### [Task details]
Locate each line with the string "Daily" in the listing below and copy it.

### [Data supplied]
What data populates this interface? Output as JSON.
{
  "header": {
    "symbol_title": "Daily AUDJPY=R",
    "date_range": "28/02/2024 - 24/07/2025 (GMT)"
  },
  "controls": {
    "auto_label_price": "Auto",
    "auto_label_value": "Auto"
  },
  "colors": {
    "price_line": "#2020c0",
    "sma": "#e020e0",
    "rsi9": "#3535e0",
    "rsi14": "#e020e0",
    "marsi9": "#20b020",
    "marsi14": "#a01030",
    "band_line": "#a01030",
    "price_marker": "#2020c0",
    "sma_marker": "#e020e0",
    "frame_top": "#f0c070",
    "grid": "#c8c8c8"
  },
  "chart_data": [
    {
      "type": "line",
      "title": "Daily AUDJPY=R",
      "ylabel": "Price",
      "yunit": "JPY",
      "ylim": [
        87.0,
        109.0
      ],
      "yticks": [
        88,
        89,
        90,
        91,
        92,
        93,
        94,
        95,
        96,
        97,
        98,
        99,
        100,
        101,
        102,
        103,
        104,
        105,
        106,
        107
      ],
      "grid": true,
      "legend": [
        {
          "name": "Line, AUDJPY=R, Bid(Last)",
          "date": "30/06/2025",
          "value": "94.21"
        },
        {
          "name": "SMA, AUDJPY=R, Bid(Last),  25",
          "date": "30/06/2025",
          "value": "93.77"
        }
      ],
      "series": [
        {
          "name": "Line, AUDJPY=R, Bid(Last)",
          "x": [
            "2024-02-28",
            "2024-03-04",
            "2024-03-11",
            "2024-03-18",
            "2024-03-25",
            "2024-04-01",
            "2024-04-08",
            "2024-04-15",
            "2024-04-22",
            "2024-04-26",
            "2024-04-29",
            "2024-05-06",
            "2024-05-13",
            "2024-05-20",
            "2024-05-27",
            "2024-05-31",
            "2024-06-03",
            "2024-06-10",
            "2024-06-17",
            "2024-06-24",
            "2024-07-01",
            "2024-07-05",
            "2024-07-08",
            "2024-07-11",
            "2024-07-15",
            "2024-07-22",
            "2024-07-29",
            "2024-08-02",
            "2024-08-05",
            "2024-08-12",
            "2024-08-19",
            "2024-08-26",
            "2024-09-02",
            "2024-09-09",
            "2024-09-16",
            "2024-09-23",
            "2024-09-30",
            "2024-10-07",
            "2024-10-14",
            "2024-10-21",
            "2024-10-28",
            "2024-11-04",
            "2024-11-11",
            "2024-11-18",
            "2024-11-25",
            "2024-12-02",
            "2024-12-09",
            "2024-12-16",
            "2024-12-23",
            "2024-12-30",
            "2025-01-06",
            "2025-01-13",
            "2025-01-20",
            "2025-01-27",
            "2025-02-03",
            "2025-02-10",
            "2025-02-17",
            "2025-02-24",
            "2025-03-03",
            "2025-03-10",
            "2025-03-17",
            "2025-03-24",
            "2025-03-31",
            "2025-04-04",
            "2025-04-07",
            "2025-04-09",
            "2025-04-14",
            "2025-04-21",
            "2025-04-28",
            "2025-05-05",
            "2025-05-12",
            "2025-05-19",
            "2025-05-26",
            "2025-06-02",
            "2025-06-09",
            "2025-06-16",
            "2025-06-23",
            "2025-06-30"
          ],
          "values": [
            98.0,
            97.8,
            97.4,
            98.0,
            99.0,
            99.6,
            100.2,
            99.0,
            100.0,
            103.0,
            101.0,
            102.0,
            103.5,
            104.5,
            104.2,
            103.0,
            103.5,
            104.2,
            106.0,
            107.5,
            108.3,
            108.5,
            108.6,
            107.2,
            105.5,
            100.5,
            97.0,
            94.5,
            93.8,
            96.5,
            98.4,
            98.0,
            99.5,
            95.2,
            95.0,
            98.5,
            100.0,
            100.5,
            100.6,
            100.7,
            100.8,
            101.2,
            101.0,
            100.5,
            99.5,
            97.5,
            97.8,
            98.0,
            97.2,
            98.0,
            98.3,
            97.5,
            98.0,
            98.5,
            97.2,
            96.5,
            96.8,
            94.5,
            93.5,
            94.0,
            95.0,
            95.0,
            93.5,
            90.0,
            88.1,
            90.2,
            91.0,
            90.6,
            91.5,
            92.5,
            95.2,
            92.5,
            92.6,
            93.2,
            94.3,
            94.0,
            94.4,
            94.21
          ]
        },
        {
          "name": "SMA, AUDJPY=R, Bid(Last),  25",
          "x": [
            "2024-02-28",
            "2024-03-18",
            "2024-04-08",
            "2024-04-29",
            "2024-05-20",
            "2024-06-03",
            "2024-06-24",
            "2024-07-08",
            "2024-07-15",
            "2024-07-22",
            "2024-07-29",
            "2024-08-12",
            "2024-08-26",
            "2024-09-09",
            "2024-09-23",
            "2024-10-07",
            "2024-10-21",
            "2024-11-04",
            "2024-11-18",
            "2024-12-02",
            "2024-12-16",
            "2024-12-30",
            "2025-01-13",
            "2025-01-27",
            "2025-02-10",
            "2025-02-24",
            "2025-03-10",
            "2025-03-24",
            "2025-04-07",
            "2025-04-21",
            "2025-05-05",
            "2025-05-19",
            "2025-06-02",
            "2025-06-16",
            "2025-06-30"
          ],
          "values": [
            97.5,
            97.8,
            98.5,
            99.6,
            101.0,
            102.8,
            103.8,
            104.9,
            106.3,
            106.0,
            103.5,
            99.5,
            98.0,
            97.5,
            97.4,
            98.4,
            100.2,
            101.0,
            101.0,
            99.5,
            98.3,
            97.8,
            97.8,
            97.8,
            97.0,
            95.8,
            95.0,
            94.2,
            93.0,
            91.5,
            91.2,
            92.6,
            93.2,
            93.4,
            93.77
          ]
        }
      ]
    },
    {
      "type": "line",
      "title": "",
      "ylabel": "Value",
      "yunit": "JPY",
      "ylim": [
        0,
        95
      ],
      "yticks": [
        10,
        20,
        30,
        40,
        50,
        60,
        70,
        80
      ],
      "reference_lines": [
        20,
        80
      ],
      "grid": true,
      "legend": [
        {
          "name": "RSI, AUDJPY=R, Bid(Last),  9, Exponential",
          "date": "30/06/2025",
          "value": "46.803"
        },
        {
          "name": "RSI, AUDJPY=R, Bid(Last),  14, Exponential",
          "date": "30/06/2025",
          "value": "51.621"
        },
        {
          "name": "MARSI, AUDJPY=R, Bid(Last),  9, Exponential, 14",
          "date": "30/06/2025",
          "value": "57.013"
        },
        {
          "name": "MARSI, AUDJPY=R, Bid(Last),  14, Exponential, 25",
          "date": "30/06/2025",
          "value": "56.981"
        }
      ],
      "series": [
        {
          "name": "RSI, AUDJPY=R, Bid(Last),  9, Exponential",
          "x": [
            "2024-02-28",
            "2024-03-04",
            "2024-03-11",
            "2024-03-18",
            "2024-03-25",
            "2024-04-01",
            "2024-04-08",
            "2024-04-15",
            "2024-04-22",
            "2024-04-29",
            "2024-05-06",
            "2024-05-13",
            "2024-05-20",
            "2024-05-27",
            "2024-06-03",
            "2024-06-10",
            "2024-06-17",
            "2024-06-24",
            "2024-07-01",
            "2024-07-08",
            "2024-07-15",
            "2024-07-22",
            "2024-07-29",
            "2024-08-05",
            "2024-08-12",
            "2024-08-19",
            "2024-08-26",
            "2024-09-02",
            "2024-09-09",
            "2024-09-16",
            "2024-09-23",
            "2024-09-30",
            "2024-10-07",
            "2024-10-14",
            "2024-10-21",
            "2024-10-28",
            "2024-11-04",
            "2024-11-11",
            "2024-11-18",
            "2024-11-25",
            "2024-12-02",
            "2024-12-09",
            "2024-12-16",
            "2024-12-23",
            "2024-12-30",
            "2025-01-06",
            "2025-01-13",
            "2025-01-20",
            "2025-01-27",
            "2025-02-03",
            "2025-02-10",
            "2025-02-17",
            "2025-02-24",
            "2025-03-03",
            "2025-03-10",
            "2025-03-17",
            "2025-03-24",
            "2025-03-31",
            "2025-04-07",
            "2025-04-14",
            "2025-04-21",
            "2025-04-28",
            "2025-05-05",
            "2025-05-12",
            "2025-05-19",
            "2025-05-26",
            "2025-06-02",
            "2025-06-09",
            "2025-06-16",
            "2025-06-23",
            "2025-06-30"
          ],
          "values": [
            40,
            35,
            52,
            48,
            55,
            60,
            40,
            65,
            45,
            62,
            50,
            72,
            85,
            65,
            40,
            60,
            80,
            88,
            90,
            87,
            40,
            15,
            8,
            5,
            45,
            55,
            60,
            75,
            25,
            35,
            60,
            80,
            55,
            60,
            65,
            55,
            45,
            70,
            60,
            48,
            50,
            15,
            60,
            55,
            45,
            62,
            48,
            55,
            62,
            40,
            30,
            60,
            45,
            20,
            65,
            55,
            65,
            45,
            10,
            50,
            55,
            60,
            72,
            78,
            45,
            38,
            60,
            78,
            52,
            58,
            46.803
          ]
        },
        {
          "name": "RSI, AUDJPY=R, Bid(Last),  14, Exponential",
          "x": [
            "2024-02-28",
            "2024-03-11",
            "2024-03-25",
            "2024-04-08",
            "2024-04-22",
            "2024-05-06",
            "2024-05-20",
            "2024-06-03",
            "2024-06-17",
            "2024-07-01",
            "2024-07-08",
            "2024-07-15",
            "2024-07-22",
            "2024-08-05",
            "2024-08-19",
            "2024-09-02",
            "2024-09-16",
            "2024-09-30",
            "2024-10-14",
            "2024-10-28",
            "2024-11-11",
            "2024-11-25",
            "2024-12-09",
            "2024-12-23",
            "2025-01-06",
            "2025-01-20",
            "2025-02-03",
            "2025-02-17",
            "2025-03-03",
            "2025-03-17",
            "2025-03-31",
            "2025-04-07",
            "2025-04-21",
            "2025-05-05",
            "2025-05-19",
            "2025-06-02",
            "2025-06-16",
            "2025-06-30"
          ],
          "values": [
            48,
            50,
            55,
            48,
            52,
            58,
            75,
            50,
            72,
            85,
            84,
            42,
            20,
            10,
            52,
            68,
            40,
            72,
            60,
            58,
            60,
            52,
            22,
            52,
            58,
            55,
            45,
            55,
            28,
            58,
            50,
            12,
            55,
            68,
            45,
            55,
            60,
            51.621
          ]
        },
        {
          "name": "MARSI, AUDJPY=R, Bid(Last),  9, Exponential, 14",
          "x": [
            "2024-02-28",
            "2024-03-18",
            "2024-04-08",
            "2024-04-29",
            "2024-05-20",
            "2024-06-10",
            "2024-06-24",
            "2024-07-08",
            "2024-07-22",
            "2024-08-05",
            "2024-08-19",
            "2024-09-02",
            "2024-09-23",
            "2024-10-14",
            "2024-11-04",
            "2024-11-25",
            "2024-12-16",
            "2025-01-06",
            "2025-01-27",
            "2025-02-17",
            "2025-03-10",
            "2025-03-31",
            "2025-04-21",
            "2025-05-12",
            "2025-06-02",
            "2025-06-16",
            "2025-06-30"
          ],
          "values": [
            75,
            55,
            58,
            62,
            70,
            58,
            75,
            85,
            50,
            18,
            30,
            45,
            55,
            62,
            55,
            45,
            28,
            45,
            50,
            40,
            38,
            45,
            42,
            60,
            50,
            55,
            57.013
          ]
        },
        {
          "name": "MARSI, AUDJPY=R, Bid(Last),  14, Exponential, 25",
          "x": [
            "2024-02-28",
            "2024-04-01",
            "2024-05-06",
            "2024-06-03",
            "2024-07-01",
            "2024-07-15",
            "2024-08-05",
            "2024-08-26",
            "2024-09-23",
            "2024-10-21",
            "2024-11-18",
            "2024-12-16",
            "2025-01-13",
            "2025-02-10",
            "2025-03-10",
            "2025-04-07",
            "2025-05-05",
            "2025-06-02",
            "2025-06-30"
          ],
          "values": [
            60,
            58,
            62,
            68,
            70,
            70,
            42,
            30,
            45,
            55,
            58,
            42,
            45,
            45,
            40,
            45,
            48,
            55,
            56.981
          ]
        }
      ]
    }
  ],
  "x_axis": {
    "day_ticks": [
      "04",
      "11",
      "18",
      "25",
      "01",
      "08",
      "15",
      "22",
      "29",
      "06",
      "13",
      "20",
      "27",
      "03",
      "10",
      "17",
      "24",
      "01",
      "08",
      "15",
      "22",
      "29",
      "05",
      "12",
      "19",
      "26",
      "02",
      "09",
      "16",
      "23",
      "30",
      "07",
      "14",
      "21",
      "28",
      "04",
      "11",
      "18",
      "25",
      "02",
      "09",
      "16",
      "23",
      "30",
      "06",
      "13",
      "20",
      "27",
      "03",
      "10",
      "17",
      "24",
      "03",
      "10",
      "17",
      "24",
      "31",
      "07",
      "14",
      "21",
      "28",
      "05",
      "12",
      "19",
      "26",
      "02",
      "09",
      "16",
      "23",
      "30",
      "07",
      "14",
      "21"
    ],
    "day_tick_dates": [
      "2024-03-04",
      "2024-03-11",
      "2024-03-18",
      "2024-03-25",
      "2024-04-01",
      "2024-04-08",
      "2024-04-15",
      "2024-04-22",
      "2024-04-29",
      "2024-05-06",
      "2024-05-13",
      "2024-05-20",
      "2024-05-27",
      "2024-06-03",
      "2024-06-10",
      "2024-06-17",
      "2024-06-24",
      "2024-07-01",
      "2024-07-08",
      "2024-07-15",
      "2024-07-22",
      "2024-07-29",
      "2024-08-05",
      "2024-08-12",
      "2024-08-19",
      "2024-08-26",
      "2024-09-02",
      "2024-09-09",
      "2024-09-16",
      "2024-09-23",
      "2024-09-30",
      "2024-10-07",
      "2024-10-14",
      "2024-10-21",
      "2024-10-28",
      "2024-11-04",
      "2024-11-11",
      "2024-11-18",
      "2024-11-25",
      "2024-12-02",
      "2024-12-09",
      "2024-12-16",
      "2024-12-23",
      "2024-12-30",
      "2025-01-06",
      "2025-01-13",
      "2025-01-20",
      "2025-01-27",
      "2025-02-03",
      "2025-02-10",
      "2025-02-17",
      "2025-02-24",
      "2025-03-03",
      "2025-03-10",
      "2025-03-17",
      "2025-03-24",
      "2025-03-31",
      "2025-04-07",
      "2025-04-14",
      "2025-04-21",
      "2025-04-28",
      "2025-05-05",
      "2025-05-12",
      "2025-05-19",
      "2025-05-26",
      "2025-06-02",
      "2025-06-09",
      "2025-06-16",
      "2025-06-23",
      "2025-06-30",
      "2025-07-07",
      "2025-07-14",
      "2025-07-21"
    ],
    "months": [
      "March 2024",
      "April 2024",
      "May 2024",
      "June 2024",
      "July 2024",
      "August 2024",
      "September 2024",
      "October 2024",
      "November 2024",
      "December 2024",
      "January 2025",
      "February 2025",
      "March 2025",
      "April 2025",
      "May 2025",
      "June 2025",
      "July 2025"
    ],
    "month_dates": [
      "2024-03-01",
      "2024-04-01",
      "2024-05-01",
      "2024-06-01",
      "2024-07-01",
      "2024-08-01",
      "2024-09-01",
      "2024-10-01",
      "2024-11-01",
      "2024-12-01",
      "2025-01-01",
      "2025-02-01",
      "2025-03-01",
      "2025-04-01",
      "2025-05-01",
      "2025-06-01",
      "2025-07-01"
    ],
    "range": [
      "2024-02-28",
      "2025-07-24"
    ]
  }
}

### [Problem solution]
    "symbol_title": "Daily AUDJPY=R",
      "title": "Daily AUDJPY=R",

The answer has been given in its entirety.